DIRECTIVE: Find each line holding the word "ташкилотларга" and give the total alone.

Dataset excerpt:
Start
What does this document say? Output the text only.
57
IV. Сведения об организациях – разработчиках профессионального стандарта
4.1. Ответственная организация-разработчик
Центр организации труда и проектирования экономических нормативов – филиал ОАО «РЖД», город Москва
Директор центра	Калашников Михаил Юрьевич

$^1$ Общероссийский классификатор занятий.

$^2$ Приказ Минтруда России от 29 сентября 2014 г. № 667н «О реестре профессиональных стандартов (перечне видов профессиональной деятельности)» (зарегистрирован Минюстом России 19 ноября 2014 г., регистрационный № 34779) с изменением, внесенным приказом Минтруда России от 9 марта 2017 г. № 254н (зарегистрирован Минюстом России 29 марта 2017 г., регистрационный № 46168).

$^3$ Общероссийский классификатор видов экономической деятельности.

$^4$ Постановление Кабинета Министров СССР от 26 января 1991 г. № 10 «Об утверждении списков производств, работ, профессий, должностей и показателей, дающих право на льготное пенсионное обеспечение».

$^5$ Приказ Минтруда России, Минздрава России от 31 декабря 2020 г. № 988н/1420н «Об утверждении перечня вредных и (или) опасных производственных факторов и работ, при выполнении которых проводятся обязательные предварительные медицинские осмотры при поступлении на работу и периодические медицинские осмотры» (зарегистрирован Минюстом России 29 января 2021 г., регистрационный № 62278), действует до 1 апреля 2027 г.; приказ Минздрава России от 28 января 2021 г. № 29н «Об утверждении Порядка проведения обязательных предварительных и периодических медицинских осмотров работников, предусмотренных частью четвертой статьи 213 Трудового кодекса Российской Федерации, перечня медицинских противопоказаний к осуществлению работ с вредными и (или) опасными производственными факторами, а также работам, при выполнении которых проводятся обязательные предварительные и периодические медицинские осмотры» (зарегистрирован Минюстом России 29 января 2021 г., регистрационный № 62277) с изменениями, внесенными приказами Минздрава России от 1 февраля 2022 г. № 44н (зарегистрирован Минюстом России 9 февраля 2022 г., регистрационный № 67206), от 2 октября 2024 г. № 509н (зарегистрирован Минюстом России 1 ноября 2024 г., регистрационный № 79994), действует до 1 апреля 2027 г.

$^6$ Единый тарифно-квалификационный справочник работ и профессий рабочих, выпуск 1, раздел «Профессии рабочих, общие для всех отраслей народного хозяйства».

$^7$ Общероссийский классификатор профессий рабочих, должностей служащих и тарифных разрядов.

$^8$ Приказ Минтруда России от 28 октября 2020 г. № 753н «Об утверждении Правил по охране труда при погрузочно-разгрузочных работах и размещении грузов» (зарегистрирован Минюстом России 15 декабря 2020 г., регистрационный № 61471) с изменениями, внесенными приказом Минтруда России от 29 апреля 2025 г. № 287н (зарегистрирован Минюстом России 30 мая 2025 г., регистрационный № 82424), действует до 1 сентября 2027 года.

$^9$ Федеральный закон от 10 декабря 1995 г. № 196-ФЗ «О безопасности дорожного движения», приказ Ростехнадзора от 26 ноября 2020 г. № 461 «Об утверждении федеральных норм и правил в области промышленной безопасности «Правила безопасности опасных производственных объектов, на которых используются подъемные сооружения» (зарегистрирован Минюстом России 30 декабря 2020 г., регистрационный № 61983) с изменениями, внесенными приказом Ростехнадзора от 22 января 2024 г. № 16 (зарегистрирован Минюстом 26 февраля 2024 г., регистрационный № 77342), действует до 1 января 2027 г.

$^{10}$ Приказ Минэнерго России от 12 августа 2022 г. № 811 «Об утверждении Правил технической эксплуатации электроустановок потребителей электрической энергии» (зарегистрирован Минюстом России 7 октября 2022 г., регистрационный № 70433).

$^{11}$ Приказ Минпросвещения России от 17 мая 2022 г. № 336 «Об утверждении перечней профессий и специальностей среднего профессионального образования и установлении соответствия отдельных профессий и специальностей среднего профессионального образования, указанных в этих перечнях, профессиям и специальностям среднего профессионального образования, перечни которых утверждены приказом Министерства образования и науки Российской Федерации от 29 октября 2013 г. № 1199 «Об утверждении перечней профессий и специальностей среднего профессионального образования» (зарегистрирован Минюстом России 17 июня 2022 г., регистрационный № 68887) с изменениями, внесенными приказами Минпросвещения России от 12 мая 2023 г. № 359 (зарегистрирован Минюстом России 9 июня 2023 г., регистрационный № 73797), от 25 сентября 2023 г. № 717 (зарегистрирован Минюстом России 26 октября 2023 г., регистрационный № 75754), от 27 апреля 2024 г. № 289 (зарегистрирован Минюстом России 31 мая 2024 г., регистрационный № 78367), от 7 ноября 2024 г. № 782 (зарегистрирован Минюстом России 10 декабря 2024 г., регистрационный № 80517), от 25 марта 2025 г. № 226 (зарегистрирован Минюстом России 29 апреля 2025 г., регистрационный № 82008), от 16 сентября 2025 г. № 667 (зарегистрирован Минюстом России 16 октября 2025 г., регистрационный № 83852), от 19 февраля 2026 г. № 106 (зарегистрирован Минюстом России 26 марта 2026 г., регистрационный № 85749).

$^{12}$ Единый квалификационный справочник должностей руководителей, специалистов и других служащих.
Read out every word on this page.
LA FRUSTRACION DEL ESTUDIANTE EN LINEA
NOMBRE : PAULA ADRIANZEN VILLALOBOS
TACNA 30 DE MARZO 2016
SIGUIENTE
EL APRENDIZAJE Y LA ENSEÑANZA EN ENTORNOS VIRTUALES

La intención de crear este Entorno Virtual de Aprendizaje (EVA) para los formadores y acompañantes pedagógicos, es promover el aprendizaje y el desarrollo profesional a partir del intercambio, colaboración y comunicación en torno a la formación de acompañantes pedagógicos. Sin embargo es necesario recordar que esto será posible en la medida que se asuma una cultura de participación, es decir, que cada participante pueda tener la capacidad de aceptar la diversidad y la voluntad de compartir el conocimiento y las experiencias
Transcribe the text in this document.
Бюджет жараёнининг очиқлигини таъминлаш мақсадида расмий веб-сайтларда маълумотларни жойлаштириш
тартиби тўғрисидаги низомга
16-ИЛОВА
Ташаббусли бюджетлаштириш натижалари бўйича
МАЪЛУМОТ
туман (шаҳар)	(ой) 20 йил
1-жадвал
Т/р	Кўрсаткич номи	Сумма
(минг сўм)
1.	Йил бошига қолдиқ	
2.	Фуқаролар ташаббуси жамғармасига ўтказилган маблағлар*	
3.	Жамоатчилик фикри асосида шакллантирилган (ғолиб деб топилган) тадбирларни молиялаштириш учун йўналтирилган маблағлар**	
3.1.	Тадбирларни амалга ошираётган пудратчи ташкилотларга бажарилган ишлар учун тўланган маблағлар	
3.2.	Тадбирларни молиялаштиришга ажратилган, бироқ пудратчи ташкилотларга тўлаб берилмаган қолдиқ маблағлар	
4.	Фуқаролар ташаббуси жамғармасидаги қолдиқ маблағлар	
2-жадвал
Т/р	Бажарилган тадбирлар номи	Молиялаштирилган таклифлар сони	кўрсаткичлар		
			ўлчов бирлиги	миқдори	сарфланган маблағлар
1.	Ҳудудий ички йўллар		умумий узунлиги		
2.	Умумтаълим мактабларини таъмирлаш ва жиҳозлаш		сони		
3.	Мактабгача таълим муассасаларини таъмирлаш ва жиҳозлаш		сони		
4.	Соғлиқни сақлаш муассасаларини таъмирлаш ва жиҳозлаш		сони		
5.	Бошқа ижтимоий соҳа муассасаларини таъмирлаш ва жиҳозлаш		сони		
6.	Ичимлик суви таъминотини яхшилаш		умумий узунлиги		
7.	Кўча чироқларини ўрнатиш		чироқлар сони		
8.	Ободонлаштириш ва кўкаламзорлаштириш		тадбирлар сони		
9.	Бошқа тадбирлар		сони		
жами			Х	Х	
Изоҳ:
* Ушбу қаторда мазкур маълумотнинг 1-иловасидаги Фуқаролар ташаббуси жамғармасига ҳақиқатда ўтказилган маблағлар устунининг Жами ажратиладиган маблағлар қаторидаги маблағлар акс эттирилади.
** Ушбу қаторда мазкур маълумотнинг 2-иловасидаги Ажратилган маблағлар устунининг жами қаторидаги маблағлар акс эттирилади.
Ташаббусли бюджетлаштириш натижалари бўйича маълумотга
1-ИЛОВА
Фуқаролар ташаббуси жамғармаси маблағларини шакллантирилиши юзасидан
End
EXERCISE SOLUTION: 2